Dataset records

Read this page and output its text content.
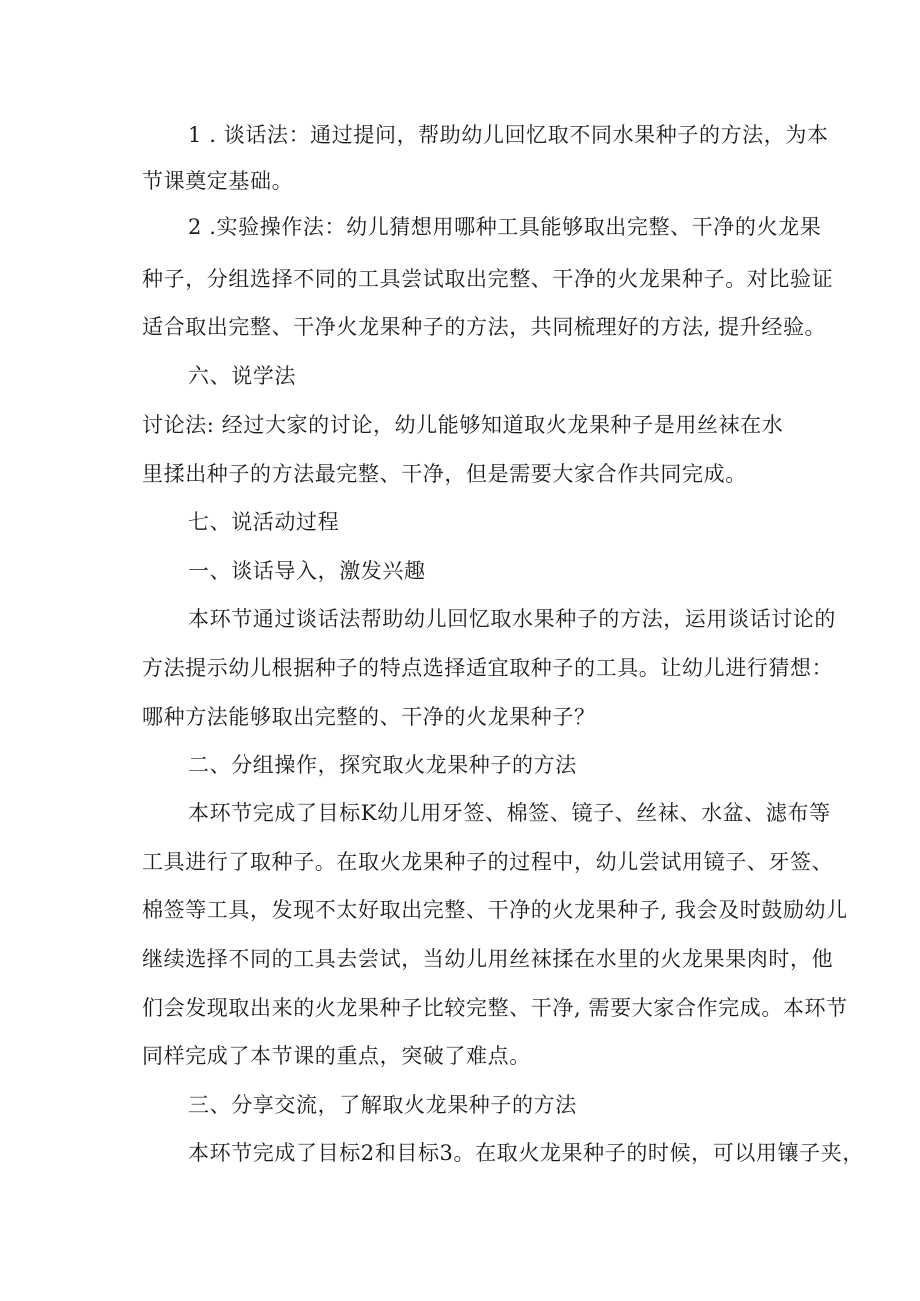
1 . 谈话法：通过提问，帮助幼儿回忆取不同水果种子的方法，为本
节课奠定基础。
2 .实验操作法：幼儿猜想用哪种工具能够取出完整、干净的火龙果
种子，分组选择不同的工具尝试取出完整、干净的火龙果种子。对比验证
适合取出完整、干净火龙果种子的方法，共同梳理好的方法, 提升经验。
六、说学法
讨论法: 经过大家的讨论，幼儿能够知道取火龙果种子是用丝袜在水
里揉出种子的方法最完整、干净，但是需要大家合作共同完成。
七、说活动过程
一、谈话导入，激发兴趣
本环节通过谈话法帮助幼儿回忆取水果种子的方法，运用谈话讨论的
方法提示幼儿根据种子的特点选择适宜取种子的工具。让幼儿进行猜想：
哪种方法能够取出完整的、干净的火龙果种子？
二、分组操作，探究取火龙果种子的方法
本环节完成了目标K幼儿用牙签、棉签、镜子、丝袜、水盆、滤布等
工具进行了取种子。在取火龙果种子的过程中，幼儿尝试用镜子、牙签、
棉签等工具，发现不太好取出完整、干净的火龙果种子, 我会及时鼓励幼儿
继续选择不同的工具去尝试，当幼儿用丝袜揉在水里的火龙果果肉时，他
们会发现取出来的火龙果种子比较完整、干净, 需要大家合作完成。本环节
同样完成了本节课的重点，突破了难点。
三、分享交流，了解取火龙果种子的方法
本环节完成了目标2和目标3。在取火龙果种子的时候，可以用镶子夹，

Stated exercise:
Without the pictures, write out the whole listing above exactly as it appears.

Answer for this exercise:
Read this page and output its text content.
1 . 谈话法：通过提问，帮助幼儿回忆取不同水果种子的方法，为本
节课奠定基础。
2 .实验操作法：幼儿猜想用哪种工具能够取出完整、干净的火龙果
种子，分组选择不同的工具尝试取出完整、干净的火龙果种子。对比验证
适合取出完整、干净火龙果种子的方法，共同梳理好的方法, 提升经验。
六、说学法
讨论法: 经过大家的讨论，幼儿能够知道取火龙果种子是用丝袜在水
里揉出种子的方法最完整、干净，但是需要大家合作共同完成。
七、说活动过程
一、谈话导入，激发兴趣
本环节通过谈话法帮助幼儿回忆取水果种子的方法，运用谈话讨论的
方法提示幼儿根据种子的特点选择适宜取种子的工具。让幼儿进行猜想：
哪种方法能够取出完整的、干净的火龙果种子？
二、分组操作，探究取火龙果种子的方法
本环节完成了目标K幼儿用牙签、棉签、镜子、丝袜、水盆、滤布等
工具进行了取种子。在取火龙果种子的过程中，幼儿尝试用镜子、牙签、
棉签等工具，发现不太好取出完整、干净的火龙果种子, 我会及时鼓励幼儿
继续选择不同的工具去尝试，当幼儿用丝袜揉在水里的火龙果果肉时，他
们会发现取出来的火龙果种子比较完整、干净, 需要大家合作完成。本环节
同样完成了本节课的重点，突破了难点。
三、分享交流，了解取火龙果种子的方法
本环节完成了目标2和目标3。在取火龙果种子的时候，可以用镶子夹，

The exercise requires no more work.